● **Tarefas do exercício**:
a) Reescreva em forma de lista o parágrafo do texto sobre as concepções de verdade na ciência que começa com "Alguns filósofos da ciência", mantendo seus fatos principais.
b) No texto sobre as concepções de verdade na ciência, como a verdade foi considerada durante muitos séculos?
c) Escreva a continuação do texto sobre as concepções de verdade na ciência, começando logo após a última frase apresentada.

● **Texto para leitura**:
------------------------------------------------

Falsificação X revolução
Vimos que a ciência
contemporânea é construtivista, julgando que fatos e fenômenos novos podem
exigir a elaboração de novos métodos, novas tecnologias e novas teorias.
Alguns filósofos da ciência,
entre os quais Karl Popper, afirmaram que a reelaboração científica decorre do
fato de ter havido uma mudança no conceito filosófico-científico da verdade.
Esta, como já vimos, foi considerada durante muitos séculos como a
correspondência exata entre uma ideia ou um conceito e a realidade. Vimos
também que, no século passado, foi proposta uma teoria da verdade como
coerência interna entre conceitos. Na concepção anterior, o falso acontecia
quando uma ideia não correspondia à coisa que deveria representar. Na nova
concepção, o falso é a perda da coerência de uma teoria, a existência de
contradições entre seus princípios ou entre estes e alguns de seus conceitos.

------------------------------------------------

● **Linhas exibidas**:
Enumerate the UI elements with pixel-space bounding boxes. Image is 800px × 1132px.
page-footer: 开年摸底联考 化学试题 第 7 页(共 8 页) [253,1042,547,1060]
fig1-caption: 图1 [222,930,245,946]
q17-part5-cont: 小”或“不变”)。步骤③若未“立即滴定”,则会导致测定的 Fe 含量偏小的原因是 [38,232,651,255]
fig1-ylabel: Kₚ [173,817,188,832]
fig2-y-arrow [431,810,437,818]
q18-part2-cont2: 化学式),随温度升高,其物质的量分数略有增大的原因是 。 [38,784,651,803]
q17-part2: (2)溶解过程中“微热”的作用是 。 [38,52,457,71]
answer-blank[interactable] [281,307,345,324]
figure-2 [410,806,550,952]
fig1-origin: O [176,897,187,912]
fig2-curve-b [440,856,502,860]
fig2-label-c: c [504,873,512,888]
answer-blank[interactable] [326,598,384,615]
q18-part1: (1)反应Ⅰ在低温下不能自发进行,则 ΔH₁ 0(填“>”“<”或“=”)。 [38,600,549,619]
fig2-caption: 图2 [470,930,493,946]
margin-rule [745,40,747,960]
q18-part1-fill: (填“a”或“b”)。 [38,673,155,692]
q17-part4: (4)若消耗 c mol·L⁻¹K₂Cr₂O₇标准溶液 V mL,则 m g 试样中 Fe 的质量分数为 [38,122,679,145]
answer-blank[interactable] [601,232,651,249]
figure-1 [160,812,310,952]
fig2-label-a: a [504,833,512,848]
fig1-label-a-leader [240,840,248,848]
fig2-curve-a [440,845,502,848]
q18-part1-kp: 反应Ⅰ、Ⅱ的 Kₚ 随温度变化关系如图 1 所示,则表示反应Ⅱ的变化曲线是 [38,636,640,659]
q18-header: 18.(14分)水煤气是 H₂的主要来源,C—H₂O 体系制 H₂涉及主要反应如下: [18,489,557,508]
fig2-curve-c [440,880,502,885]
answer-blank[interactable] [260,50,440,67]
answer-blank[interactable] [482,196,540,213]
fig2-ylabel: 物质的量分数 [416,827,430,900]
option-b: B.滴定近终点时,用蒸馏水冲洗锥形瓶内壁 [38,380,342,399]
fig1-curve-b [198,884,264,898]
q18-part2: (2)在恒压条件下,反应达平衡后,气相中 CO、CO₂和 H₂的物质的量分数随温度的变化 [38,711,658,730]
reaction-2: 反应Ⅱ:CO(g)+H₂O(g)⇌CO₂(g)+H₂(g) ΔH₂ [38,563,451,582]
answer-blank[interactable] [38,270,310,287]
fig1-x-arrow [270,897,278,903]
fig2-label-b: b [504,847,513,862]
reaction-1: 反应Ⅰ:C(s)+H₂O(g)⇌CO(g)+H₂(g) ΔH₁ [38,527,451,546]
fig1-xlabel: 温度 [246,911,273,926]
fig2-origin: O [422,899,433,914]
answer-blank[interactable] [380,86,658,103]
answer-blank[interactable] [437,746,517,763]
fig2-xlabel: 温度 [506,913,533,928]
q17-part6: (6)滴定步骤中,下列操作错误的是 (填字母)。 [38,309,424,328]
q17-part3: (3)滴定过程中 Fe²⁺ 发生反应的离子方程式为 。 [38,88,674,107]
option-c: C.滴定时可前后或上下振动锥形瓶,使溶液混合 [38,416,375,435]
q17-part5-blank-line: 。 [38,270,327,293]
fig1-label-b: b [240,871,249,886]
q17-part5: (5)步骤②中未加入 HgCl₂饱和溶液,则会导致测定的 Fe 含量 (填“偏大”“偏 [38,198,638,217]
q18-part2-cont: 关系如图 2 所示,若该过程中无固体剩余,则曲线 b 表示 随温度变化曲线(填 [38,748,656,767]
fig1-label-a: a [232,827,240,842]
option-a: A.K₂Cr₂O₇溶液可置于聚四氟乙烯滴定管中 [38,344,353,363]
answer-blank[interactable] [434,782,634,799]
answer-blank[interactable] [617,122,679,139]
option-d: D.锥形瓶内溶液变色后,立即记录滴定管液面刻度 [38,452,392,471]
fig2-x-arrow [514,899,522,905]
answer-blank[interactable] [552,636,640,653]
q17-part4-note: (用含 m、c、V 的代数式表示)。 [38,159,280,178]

------------------------------------------------

● **Respostas das tarefas**:
a)
- Para alguns filósofos da ciência, entre eles Karl Popper, a reelaboração científica resulta de uma mudança no conceito filosófico-científico de verdade.
- Durante muitos séculos, a verdade foi entendida como a correspondência exata entre uma ideia ou um conceito e a realidade. Nessa concepção, o falso ocorria quando uma ideia não correspondia à coisa que deveria representar.
- No século passado, propôs-se a verdade como coerência interna entre conceitos. Nessa concepção, o falso é a perda da coerência de uma teoria, ou seja, a existência de contradições entre seus princípios ou entre estes e alguns de seus conceitos.

b) Como a correspondência exata entre uma ideia ou um conceito e a realidade.

c)
Popper afirma que as mudanças
científicas são uma conseqüência da concepção da verdade como coerência
teórica. E propõe que uma teoria científica seja avaliada pela possibilidade de
ser falsa ou falsificada.
Uma teoria científica é boa, diz
Popper, quanto mais estiver aberta a fatos novos que possam tornar falsos os
princípios e os conceitos em que se baseava. Assim, o valor de uma teoria não
se mede por sua verdade, mas pela possibilidade de ser falsa. A falseabilidade seria o critério de
avaliação das teorias científicas e garantiria a ideia de progresso científico,
pois é a mesma teoria que vai sendo
corrigida por fatos novos que a falsificam.
A maioria dos filósofos da
ciência, entre os quais Khun, demonstrou o absurdo da posição de Popper. De
fato, dizem eles, jamais houve um único caso em que uma teoria pudesse ser
falsificada por fatos científicos. Jamais houve um único caso em que um fato
novo garantisse a coerência de uma teoria, bastando impor a ela mudanças
totais.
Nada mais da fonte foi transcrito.